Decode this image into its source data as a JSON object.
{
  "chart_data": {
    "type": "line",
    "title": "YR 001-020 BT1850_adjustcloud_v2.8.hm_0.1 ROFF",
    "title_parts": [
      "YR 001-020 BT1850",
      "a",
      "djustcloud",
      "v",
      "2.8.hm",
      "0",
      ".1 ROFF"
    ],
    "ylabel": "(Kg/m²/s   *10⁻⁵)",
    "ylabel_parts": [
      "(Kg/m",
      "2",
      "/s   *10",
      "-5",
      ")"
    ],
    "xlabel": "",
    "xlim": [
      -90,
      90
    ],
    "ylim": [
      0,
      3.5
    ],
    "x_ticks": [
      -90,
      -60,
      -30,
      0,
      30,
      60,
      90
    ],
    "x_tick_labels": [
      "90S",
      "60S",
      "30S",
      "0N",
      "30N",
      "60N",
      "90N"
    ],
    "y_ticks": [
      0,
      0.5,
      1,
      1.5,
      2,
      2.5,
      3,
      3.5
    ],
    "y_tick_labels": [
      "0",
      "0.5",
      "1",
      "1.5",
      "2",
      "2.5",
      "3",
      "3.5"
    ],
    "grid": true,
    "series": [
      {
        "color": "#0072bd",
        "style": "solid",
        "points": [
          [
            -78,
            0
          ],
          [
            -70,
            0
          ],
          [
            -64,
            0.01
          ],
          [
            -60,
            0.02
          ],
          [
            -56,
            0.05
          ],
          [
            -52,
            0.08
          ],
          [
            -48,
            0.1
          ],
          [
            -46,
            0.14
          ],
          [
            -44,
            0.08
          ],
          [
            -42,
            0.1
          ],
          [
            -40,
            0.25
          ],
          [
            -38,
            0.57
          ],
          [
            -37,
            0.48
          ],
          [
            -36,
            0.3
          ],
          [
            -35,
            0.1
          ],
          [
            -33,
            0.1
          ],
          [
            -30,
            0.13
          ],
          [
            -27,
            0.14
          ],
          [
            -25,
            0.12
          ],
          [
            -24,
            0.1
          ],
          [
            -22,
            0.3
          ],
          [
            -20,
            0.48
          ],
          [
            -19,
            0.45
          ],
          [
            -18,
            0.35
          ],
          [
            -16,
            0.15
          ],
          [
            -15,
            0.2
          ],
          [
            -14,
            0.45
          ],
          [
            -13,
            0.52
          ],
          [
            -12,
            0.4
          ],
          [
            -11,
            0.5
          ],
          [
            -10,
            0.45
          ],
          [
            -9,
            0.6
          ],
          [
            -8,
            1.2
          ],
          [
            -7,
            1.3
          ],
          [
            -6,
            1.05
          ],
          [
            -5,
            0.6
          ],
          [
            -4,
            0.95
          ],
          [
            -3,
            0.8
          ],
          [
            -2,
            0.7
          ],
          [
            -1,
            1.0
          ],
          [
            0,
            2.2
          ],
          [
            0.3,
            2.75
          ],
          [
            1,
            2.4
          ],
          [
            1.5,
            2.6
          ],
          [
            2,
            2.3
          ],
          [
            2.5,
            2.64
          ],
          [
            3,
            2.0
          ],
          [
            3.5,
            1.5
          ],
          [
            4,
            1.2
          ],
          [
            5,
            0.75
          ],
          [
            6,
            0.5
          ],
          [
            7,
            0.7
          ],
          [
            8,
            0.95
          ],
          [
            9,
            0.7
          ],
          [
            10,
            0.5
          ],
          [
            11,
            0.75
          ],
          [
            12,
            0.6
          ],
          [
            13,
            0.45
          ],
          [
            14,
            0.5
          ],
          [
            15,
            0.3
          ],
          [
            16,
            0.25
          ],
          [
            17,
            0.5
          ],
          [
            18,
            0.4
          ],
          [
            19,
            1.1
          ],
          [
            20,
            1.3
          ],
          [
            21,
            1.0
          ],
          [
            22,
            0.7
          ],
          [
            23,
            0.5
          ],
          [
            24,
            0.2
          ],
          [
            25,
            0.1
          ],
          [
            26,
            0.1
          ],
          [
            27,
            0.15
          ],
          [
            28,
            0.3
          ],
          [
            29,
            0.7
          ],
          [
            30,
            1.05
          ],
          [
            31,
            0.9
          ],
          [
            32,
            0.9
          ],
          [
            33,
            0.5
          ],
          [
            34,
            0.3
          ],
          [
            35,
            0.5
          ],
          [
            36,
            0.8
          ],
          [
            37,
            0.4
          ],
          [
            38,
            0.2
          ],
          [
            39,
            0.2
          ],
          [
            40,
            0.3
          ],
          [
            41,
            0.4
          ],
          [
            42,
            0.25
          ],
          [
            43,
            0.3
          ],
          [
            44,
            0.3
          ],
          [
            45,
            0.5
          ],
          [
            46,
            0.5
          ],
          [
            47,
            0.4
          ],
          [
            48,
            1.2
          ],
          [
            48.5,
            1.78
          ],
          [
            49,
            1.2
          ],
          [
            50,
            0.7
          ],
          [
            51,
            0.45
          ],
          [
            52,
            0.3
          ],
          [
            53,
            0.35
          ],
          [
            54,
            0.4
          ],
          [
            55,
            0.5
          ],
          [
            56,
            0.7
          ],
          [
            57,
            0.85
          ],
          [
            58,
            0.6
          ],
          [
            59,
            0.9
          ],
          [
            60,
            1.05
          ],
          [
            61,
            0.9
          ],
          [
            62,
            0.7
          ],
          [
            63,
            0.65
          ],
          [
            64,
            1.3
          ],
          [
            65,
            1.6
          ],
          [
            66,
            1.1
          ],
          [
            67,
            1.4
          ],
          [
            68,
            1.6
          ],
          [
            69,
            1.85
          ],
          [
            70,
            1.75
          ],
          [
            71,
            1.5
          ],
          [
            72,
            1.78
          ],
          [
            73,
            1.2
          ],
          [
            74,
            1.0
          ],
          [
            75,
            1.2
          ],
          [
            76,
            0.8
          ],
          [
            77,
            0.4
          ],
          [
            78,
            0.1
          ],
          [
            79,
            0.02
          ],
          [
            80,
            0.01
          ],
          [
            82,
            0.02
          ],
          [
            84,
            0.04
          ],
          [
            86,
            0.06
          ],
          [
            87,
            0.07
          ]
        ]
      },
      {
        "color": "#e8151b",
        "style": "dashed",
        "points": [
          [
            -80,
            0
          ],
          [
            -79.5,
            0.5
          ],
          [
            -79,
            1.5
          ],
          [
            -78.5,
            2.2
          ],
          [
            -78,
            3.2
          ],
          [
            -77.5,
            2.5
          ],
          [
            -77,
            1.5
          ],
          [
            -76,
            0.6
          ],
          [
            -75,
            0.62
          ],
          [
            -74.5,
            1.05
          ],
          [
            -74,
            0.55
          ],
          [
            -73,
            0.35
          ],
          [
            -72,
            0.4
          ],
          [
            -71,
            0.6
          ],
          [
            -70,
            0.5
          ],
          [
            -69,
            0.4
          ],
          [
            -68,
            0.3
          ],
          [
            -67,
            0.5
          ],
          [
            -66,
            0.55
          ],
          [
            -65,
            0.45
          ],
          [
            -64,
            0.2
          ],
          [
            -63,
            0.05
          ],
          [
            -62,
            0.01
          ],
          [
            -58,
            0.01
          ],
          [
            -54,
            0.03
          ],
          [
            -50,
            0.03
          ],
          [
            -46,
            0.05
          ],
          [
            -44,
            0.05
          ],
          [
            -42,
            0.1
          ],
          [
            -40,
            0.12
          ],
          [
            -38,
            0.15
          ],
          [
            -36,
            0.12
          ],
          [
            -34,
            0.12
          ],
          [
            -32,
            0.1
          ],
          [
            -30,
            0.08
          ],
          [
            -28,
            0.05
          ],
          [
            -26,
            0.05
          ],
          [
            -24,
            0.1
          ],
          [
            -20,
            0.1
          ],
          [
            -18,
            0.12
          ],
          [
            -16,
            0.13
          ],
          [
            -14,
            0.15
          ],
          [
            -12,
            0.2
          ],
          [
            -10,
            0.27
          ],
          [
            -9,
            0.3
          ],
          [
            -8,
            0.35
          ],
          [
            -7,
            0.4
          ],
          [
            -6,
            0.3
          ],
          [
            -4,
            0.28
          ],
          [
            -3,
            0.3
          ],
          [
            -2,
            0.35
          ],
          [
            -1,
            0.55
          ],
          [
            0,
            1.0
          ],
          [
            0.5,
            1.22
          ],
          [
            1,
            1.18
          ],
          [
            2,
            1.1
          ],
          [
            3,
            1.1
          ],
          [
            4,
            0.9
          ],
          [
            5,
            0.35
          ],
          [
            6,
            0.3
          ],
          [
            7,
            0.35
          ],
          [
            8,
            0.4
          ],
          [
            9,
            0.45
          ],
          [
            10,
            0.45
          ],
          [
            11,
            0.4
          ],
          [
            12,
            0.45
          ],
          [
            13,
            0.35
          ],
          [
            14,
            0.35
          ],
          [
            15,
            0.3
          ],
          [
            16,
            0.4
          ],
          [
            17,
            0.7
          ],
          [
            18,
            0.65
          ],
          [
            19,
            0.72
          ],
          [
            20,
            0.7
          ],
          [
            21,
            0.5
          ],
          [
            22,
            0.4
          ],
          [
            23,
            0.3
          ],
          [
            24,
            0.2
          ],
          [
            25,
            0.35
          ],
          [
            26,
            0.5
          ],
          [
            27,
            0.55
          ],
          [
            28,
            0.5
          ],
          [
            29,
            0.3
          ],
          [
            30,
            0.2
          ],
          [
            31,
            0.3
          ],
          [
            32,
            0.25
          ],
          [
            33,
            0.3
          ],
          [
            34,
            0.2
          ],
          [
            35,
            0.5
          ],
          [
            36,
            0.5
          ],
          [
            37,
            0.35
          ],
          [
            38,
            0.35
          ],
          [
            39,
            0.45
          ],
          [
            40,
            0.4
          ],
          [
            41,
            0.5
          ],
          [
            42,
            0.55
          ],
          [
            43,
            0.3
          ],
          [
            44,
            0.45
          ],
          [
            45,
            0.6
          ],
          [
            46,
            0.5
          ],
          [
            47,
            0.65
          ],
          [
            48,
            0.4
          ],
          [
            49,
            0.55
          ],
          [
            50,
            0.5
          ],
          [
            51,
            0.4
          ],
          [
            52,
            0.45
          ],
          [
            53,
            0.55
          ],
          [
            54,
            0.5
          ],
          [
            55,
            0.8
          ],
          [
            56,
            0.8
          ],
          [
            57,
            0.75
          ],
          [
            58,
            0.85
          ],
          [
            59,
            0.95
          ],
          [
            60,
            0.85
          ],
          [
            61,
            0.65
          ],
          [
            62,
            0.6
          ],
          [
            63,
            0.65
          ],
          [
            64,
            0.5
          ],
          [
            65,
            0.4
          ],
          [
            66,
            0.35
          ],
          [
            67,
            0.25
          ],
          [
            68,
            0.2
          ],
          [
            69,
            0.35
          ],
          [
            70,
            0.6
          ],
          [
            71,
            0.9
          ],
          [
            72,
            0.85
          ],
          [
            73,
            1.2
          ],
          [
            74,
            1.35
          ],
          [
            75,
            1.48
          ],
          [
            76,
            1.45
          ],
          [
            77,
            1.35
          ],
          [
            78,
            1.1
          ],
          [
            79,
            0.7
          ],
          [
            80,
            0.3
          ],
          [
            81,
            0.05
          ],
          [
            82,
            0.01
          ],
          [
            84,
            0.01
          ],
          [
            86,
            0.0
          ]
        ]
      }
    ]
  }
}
-------------------------
▶ Task directions
Search the lines above for the string "ROFF", then show every one that has it.

▶ The completed task
    "title": "YR 001-020 BT1850_adjustcloud_v2.8.hm_0.1 ROFF",
      ".1 ROFF"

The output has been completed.